Given instruction: Write out the records below word for word, please.

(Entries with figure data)
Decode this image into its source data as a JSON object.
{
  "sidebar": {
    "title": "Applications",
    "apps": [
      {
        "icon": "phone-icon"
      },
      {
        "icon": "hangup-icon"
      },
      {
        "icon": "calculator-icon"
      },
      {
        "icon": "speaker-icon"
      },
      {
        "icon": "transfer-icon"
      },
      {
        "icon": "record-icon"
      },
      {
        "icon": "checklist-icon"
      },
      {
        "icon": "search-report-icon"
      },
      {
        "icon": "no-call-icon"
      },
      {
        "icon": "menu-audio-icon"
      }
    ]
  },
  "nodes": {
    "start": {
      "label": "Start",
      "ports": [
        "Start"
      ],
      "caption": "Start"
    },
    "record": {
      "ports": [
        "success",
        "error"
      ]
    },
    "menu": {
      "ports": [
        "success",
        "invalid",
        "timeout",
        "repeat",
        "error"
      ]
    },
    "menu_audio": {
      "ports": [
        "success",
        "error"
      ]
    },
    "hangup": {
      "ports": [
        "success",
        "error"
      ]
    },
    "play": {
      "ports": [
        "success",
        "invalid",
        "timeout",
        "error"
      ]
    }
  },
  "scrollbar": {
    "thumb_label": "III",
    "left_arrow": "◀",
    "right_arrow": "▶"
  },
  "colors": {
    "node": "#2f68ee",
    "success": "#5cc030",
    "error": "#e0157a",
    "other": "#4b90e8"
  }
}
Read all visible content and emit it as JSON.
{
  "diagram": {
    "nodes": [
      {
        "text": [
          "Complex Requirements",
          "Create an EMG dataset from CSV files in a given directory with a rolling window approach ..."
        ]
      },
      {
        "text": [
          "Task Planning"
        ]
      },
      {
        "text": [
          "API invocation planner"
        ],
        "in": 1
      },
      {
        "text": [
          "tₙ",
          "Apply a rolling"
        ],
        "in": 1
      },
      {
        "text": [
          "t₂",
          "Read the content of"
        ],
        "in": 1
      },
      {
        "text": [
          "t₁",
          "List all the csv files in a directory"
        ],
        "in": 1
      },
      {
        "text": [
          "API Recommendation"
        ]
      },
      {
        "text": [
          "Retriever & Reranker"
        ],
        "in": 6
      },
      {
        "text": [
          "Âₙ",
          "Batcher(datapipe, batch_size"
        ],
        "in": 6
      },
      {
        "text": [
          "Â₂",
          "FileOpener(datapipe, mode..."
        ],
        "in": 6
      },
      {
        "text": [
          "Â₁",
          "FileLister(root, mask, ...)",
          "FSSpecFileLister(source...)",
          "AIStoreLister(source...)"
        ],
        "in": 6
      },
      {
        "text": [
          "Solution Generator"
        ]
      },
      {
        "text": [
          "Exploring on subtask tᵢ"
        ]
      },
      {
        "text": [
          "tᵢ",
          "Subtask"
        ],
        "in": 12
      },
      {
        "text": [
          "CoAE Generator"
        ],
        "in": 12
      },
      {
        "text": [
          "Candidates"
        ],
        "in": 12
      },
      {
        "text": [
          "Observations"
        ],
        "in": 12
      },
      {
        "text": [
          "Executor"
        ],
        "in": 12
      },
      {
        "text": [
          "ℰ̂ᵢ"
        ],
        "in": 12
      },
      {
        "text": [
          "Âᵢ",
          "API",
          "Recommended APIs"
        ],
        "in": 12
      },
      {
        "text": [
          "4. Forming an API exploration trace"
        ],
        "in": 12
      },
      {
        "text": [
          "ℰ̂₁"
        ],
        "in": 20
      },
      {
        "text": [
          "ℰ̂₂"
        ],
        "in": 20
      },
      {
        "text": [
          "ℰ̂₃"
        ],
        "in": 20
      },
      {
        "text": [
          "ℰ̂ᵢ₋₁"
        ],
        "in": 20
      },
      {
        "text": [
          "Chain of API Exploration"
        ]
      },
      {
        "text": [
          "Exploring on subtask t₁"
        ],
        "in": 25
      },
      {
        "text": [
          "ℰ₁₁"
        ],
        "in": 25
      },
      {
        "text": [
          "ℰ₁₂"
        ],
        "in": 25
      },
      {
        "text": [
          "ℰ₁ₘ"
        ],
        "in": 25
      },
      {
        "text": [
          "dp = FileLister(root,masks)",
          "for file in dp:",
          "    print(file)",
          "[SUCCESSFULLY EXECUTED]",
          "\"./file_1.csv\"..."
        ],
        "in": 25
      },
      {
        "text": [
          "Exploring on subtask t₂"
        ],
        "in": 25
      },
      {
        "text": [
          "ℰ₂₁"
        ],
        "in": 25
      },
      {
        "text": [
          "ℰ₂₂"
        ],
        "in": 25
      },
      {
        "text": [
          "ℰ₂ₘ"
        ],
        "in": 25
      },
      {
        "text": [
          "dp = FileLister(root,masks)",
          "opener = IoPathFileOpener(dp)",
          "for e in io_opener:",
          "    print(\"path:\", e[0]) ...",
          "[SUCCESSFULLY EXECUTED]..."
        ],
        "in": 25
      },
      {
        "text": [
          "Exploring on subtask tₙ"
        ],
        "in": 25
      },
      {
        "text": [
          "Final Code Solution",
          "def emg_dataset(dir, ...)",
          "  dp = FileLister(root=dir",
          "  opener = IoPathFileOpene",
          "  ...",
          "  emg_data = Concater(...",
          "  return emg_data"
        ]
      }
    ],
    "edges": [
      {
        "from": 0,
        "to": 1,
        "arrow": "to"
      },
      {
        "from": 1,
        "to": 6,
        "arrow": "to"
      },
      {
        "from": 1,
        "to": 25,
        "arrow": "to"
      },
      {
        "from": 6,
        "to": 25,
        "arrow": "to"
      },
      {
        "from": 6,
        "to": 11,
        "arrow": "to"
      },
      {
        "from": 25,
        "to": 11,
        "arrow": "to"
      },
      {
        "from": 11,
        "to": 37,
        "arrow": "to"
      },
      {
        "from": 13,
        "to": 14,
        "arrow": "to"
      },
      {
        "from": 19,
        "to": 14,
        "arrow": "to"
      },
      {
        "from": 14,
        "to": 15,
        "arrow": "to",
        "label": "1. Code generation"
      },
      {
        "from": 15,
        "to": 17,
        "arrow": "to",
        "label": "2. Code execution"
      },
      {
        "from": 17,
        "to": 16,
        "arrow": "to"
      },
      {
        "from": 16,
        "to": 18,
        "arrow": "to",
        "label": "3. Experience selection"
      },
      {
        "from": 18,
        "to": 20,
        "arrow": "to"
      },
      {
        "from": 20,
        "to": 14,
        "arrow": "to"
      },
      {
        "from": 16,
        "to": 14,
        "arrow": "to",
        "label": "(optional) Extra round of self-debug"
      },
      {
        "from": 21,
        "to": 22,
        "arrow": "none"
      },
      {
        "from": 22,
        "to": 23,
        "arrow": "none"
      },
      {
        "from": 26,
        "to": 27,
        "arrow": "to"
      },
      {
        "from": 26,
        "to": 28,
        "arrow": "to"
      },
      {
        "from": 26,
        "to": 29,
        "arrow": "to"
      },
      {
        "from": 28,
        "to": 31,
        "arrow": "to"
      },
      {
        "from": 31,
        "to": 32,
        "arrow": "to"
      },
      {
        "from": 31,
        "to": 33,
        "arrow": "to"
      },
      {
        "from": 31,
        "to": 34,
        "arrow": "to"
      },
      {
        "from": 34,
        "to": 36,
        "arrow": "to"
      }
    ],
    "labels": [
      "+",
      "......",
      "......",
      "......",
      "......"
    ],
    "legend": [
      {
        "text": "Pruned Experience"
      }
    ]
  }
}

Exercise result:
Decode this image into its source data as a JSON object.
{
  "sidebar": {
    "title": "Applications",
    "apps": [
      {
        "icon": "phone-icon"
      },
      {
        "icon": "hangup-icon"
      },
      {
        "icon": "calculator-icon"
      },
      {
        "icon": "speaker-icon"
      },
      {
        "icon": "transfer-icon"
      },
      {
        "icon": "record-icon"
      },
      {
        "icon": "checklist-icon"
      },
      {
        "icon": "search-report-icon"
      },
      {
        "icon": "no-call-icon"
      },
      {
        "icon": "menu-audio-icon"
      }
    ]
  },
  "nodes": {
    "start": {
      "label": "Start",
      "ports": [
        "Start"
      ],
      "caption": "Start"
    },
    "record": {
      "ports": [
        "success",
        "error"
      ]
    },
    "menu": {
      "ports": [
        "success",
        "invalid",
        "timeout",
        "repeat",
        "error"
      ]
    },
    "menu_audio": {
      "ports": [
        "success",
        "error"
      ]
    },
    "hangup": {
      "ports": [
        "success",
        "error"
      ]
    },
    "play": {
      "ports": [
        "success",
        "invalid",
        "timeout",
        "error"
      ]
    }
  },
  "scrollbar": {
    "thumb_label": "III",
    "left_arrow": "◀",
    "right_arrow": "▶"
  },
  "colors": {
    "node": "#2f68ee",
    "success": "#5cc030",
    "error": "#e0157a",
    "other": "#4b90e8"
  }
}
Read all visible content and emit it as JSON.
{
  "diagram": {
    "nodes": [
      {
        "text": [
          "Complex Requirements",
          "Create an EMG dataset from CSV files in a given directory with a rolling window approach ..."
        ]
      },
      {
        "text": [
          "Task Planning"
        ]
      },
      {
        "text": [
          "API invocation planner"
        ],
        "in": 1
      },
      {
        "text": [
          "tₙ",
          "Apply a rolling"
        ],
        "in": 1
      },
      {
        "text": [
          "t₂",
          "Read the content of"
        ],
        "in": 1
      },
      {
        "text": [
          "t₁",
          "List all the csv files in a directory"
        ],
        "in": 1
      },
      {
        "text": [
          "API Recommendation"
        ]
      },
      {
        "text": [
          "Retriever & Reranker"
        ],
        "in": 6
      },
      {
        "text": [
          "Âₙ",
          "Batcher(datapipe, batch_size"
        ],
        "in": 6
      },
      {
        "text": [
          "Â₂",
          "FileOpener(datapipe, mode..."
        ],
        "in": 6
      },
      {
        "text": [
          "Â₁",
          "FileLister(root, mask, ...)",
          "FSSpecFileLister(source...)",
          "AIStoreLister(source...)"
        ],
        "in": 6
      },
      {
        "text": [
          "Solution Generator"
        ]
      },
      {
        "text": [
          "Exploring on subtask tᵢ"
        ]
      },
      {
        "text": [
          "tᵢ",
          "Subtask"
        ],
        "in": 12
      },
      {
        "text": [
          "CoAE Generator"
        ],
        "in": 12
      },
      {
        "text": [
          "Candidates"
        ],
        "in": 12
      },
      {
        "text": [
          "Observations"
        ],
        "in": 12
      },
      {
        "text": [
          "Executor"
        ],
        "in": 12
      },
      {
        "text": [
          "ℰ̂ᵢ"
        ],
        "in": 12
      },
      {
        "text": [
          "Âᵢ",
          "API",
          "Recommended APIs"
        ],
        "in": 12
      },
      {
        "text": [
          "4. Forming an API exploration trace"
        ],
        "in": 12
      },
      {
        "text": [
          "ℰ̂₁"
        ],
        "in": 20
      },
      {
        "text": [
          "ℰ̂₂"
        ],
        "in": 20
      },
      {
        "text": [
          "ℰ̂₃"
        ],
        "in": 20
      },
      {
        "text": [
          "ℰ̂ᵢ₋₁"
        ],
        "in": 20
      },
      {
        "text": [
          "Chain of API Exploration"
        ]
      },
      {
        "text": [
          "Exploring on subtask t₁"
        ],
        "in": 25
      },
      {
        "text": [
          "ℰ₁₁"
        ],
        "in": 25
      },
      {
        "text": [
          "ℰ₁₂"
        ],
        "in": 25
      },
      {
        "text": [
          "ℰ₁ₘ"
        ],
        "in": 25
      },
      {
        "text": [
          "dp = FileLister(root,masks)",
          "for file in dp:",
          "    print(file)",
          "[SUCCESSFULLY EXECUTED]",
          "\"./file_1.csv\"..."
        ],
        "in": 25
      },
      {
        "text": [
          "Exploring on subtask t₂"
        ],
        "in": 25
      },
      {
        "text": [
          "ℰ₂₁"
        ],
        "in": 25
      },
      {
        "text": [
          "ℰ₂₂"
        ],
        "in": 25
      },
      {
        "text": [
          "ℰ₂ₘ"
        ],
        "in": 25
      },
      {
        "text": [
          "dp = FileLister(root,masks)",
          "opener = IoPathFileOpener(dp)",
          "for e in io_opener:",
          "    print(\"path:\", e[0]) ...",
          "[SUCCESSFULLY EXECUTED]..."
        ],
        "in": 25
      },
      {
        "text": [
          "Exploring on subtask tₙ"
        ],
        "in": 25
      },
      {
        "text": [
          "Final Code Solution",
          "def emg_dataset(dir, ...)",
          "  dp = FileLister(root=dir",
          "  opener = IoPathFileOpene",
          "  ...",
          "  emg_data = Concater(...",
          "  return emg_data"
        ]
      }
    ],
    "edges": [
      {
        "from": 0,
        "to": 1,
        "arrow": "to"
      },
      {
        "from": 1,
        "to": 6,
        "arrow": "to"
      },
      {
        "from": 1,
        "to": 25,
        "arrow": "to"
      },
      {
        "from": 6,
        "to": 25,
        "arrow": "to"
      },
      {
        "from": 6,
        "to": 11,
        "arrow": "to"
      },
      {
        "from": 25,
        "to": 11,
        "arrow": "to"
      },
      {
        "from": 11,
        "to": 37,
        "arrow": "to"
      },
      {
        "from": 13,
        "to": 14,
        "arrow": "to"
      },
      {
        "from": 19,
        "to": 14,
        "arrow": "to"
      },
      {
        "from": 14,
        "to": 15,
        "arrow": "to",
        "label": "1. Code generation"
      },
      {
        "from": 15,
        "to": 17,
        "arrow": "to",
        "label": "2. Code execution"
      },
      {
        "from": 17,
        "to": 16,
        "arrow": "to"
      },
      {
        "from": 16,
        "to": 18,
        "arrow": "to",
        "label": "3. Experience selection"
      },
      {
        "from": 18,
        "to": 20,
        "arrow": "to"
      },
      {
        "from": 20,
        "to": 14,
        "arrow": "to"
      },
      {
        "from": 16,
        "to": 14,
        "arrow": "to",
        "label": "(optional) Extra round of self-debug"
      },
      {
        "from": 21,
        "to": 22,
        "arrow": "none"
      },
      {
        "from": 22,
        "to": 23,
        "arrow": "none"
      },
      {
        "from": 26,
        "to": 27,
        "arrow": "to"
      },
      {
        "from": 26,
        "to": 28,
        "arrow": "to"
      },
      {
        "from": 26,
        "to": 29,
        "arrow": "to"
      },
      {
        "from": 28,
        "to": 31,
        "arrow": "to"
      },
      {
        "from": 31,
        "to": 32,
        "arrow": "to"
      },
      {
        "from": 31,
        "to": 33,
        "arrow": "to"
      },
      {
        "from": 31,
        "to": 34,
        "arrow": "to"
      },
      {
        "from": 34,
        "to": 36,
        "arrow": "to"
      }
    ],
    "labels": [
      "+",
      "......",
      "......",
      "......",
      "......"
    ],
    "legend": [
      {
        "text": "Pruned Experience"
      }
    ]
  }
}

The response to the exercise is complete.